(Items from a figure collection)
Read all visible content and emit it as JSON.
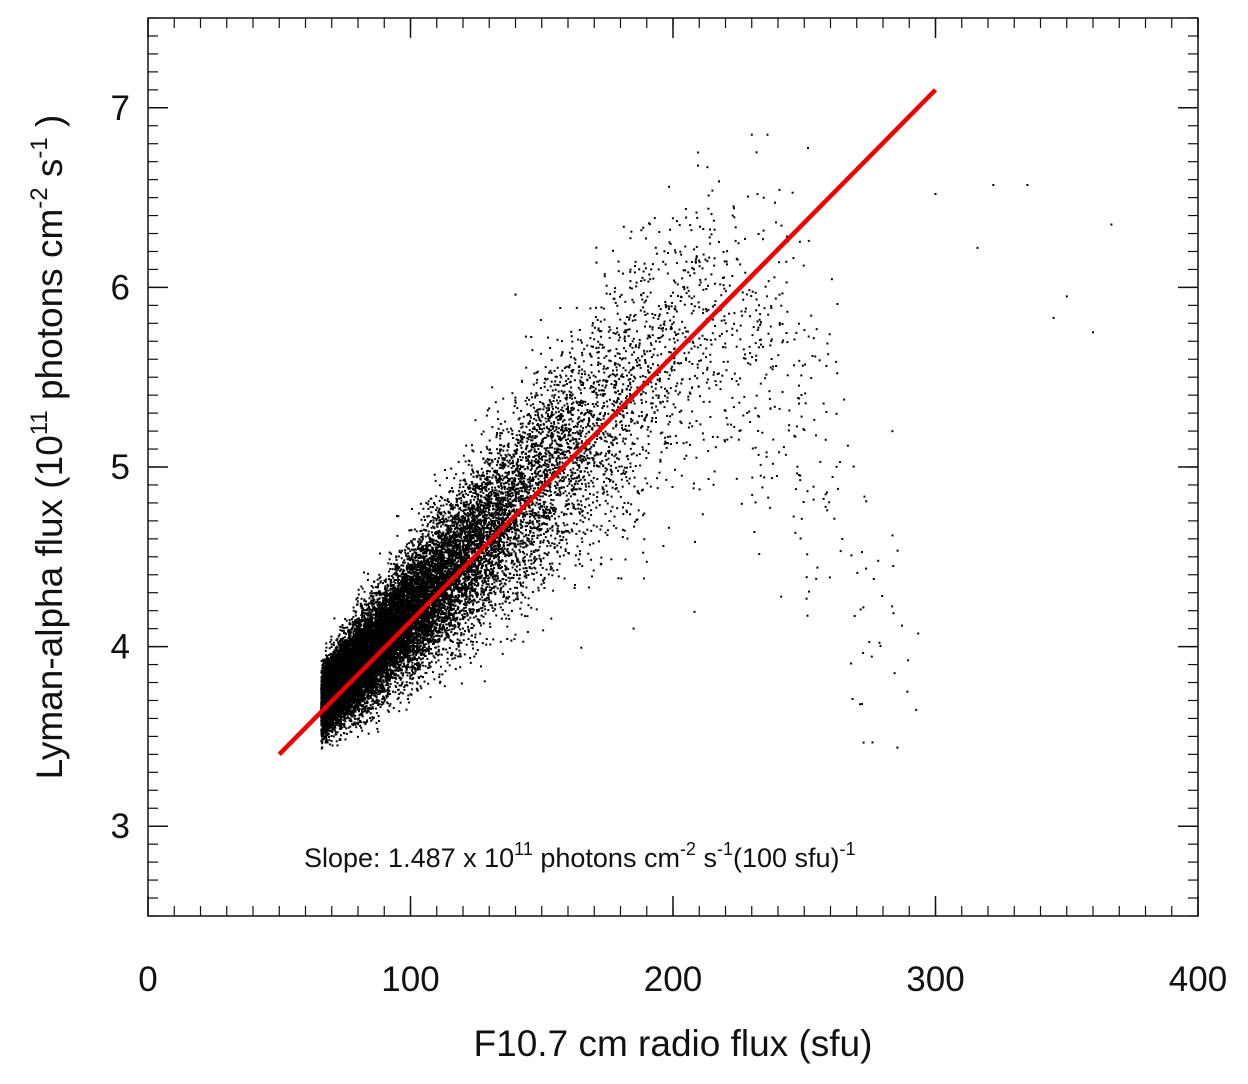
{
  "chart_data": {
    "type": "scatter",
    "xlabel": "F10.7 cm radio flux (sfu)",
    "ylabel": "Lyman-alpha flux (10^11 photons cm^-2 s^-1 )",
    "ylabel_parts": {
      "base": "Lyman-alpha flux (10",
      "exp1": "11",
      "mid": " photons cm",
      "exp2": "-2",
      "mid2": " s",
      "exp3": "-1",
      "end": " )"
    },
    "xlim": [
      0,
      400
    ],
    "ylim": [
      2.5,
      7.5
    ],
    "xticks": [
      "0",
      "100",
      "200",
      "300",
      "400"
    ],
    "yticks": [
      "3",
      "4",
      "5",
      "6",
      "7"
    ],
    "xtick_values": [
      0,
      100,
      200,
      300,
      400
    ],
    "ytick_values": [
      3,
      4,
      5,
      6,
      7
    ],
    "x_minor_step": 10,
    "y_minor_step": 0.1,
    "grid": false,
    "point_color": "#000000",
    "fit_color": "#ee0000",
    "fit_line": {
      "x": [
        50,
        300
      ],
      "y": [
        3.4,
        7.1
      ]
    },
    "annotation": {
      "prefix": "Slope: 1.487 x 10",
      "exp1": "11",
      "mid": " photons  cm",
      "exp2": "-2",
      "mid2": " s",
      "exp3": "-1",
      "mid3": "(100 sfu)",
      "exp4": "-1"
    },
    "scatter_model": {
      "n_points": 22000,
      "x_min": 66,
      "trend": "y ≈ 3.4 + 1.487·(x − 66)/100, saturating above ~200 sfu",
      "y_range_observed": [
        3.43,
        6.85
      ]
    },
    "notable_points": [
      {
        "x": 367,
        "y": 6.35
      },
      {
        "x": 360,
        "y": 5.75
      },
      {
        "x": 350,
        "y": 5.95
      },
      {
        "x": 345,
        "y": 5.83
      },
      {
        "x": 335,
        "y": 6.57
      },
      {
        "x": 322,
        "y": 6.57
      },
      {
        "x": 316,
        "y": 6.22
      },
      {
        "x": 300,
        "y": 6.52
      },
      {
        "x": 255,
        "y": 4.44
      },
      {
        "x": 236,
        "y": 6.85
      },
      {
        "x": 230,
        "y": 6.85
      },
      {
        "x": 140,
        "y": 5.96
      },
      {
        "x": 185,
        "y": 4.1
      }
    ]
  }
}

* _Required task_
Look through the data above. Each line containing the word "alpha" needs to be copied.

* _Answer for the task_
    "ylabel": "Lyman-alpha flux (10^11 photons cm^-2 s^-1 )",
      "base": "Lyman-alpha flux (10",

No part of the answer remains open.